--- Start Listing ---

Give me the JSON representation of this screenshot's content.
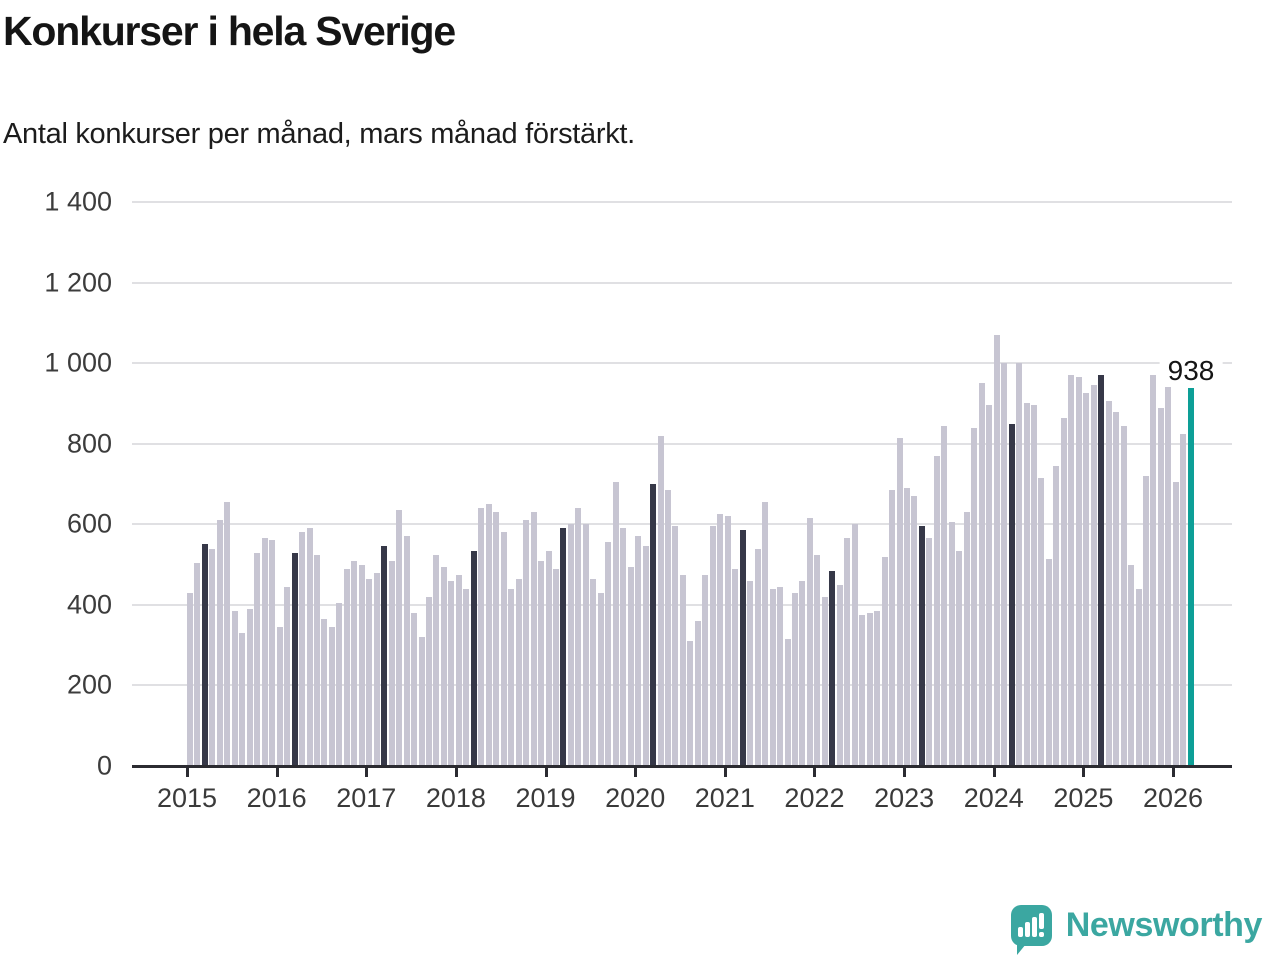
{
  "header": {
    "title": "Konkurser i hela Sverige",
    "subtitle": "Antal konkurser per månad, mars månad förstärkt."
  },
  "chart_data": {
    "type": "bar",
    "title": "Konkurser i hela Sverige",
    "subtitle": "Antal konkurser per månad, mars månad förstärkt.",
    "unit": "konkurser per månad",
    "start": "2015-01",
    "end": "2026-03",
    "highlighted_month": "mars",
    "ylim": [
      0,
      1400
    ],
    "grid": true,
    "y_tick_labels": [
      "0",
      "200",
      "400",
      "600",
      "800",
      "1 000",
      "1 200",
      "1 400"
    ],
    "year_labels": [
      "2015",
      "2016",
      "2017",
      "2018",
      "2019",
      "2020",
      "2021",
      "2022",
      "2023",
      "2024",
      "2025",
      "2026"
    ],
    "series": [
      {
        "name": "Antal konkurser per månad",
        "values": [
          430,
          505,
          550,
          540,
          610,
          655,
          385,
          330,
          390,
          530,
          565,
          560,
          345,
          445,
          530,
          580,
          590,
          525,
          365,
          345,
          405,
          490,
          510,
          500,
          465,
          480,
          545,
          510,
          635,
          570,
          380,
          320,
          420,
          525,
          495,
          460,
          475,
          440,
          535,
          640,
          650,
          630,
          580,
          440,
          465,
          610,
          630,
          510,
          535,
          490,
          590,
          600,
          640,
          600,
          465,
          430,
          555,
          705,
          590,
          495,
          570,
          545,
          700,
          820,
          685,
          595,
          475,
          310,
          360,
          475,
          595,
          625,
          620,
          490,
          585,
          460,
          540,
          655,
          440,
          445,
          315,
          430,
          460,
          615,
          525,
          420,
          485,
          450,
          565,
          600,
          375,
          380,
          385,
          520,
          685,
          815,
          690,
          670,
          595,
          565,
          770,
          845,
          605,
          535,
          630,
          840,
          950,
          895,
          1070,
          1000,
          850,
          1000,
          900,
          895,
          715,
          515,
          745,
          865,
          970,
          965,
          925,
          945,
          970,
          905,
          880,
          845,
          500,
          440,
          720,
          970,
          890,
          950,
          705,
          825,
          938
        ]
      }
    ],
    "annotation": {
      "label": "938",
      "value": 938,
      "month": "2026-03"
    },
    "colors": {
      "bar": "#c7c5d2",
      "march_bar": "#363848",
      "latest_bar": "#0d9f97",
      "axis": "#2b2b31",
      "gridline": "#e0e0e3"
    }
  },
  "footer": {
    "brand": "Newsworthy"
  }
}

--- End Listing ---

Task requirements - Return the listing above in full and without alteration, excluding its pictures.

Task solution -
Give me the JSON representation of this screenshot's content.
{
  "header": {
    "title": "Konkurser i hela Sverige",
    "subtitle": "Antal konkurser per månad, mars månad förstärkt."
  },
  "chart_data": {
    "type": "bar",
    "title": "Konkurser i hela Sverige",
    "subtitle": "Antal konkurser per månad, mars månad förstärkt.",
    "unit": "konkurser per månad",
    "start": "2015-01",
    "end": "2026-03",
    "highlighted_month": "mars",
    "ylim": [
      0,
      1400
    ],
    "grid": true,
    "y_tick_labels": [
      "0",
      "200",
      "400",
      "600",
      "800",
      "1 000",
      "1 200",
      "1 400"
    ],
    "year_labels": [
      "2015",
      "2016",
      "2017",
      "2018",
      "2019",
      "2020",
      "2021",
      "2022",
      "2023",
      "2024",
      "2025",
      "2026"
    ],
    "series": [
      {
        "name": "Antal konkurser per månad",
        "values": [
          430,
          505,
          550,
          540,
          610,
          655,
          385,
          330,
          390,
          530,
          565,
          560,
          345,
          445,
          530,
          580,
          590,
          525,
          365,
          345,
          405,
          490,
          510,
          500,
          465,
          480,
          545,
          510,
          635,
          570,
          380,
          320,
          420,
          525,
          495,
          460,
          475,
          440,
          535,
          640,
          650,
          630,
          580,
          440,
          465,
          610,
          630,
          510,
          535,
          490,
          590,
          600,
          640,
          600,
          465,
          430,
          555,
          705,
          590,
          495,
          570,
          545,
          700,
          820,
          685,
          595,
          475,
          310,
          360,
          475,
          595,
          625,
          620,
          490,
          585,
          460,
          540,
          655,
          440,
          445,
          315,
          430,
          460,
          615,
          525,
          420,
          485,
          450,
          565,
          600,
          375,
          380,
          385,
          520,
          685,
          815,
          690,
          670,
          595,
          565,
          770,
          845,
          605,
          535,
          630,
          840,
          950,
          895,
          1070,
          1000,
          850,
          1000,
          900,
          895,
          715,
          515,
          745,
          865,
          970,
          965,
          925,
          945,
          970,
          905,
          880,
          845,
          500,
          440,
          720,
          970,
          890,
          950,
          705,
          825,
          938
        ]
      }
    ],
    "annotation": {
      "label": "938",
      "value": 938,
      "month": "2026-03"
    },
    "colors": {
      "bar": "#c7c5d2",
      "march_bar": "#363848",
      "latest_bar": "#0d9f97",
      "axis": "#2b2b31",
      "gridline": "#e0e0e3"
    }
  },
  "footer": {
    "brand": "Newsworthy"
  }
}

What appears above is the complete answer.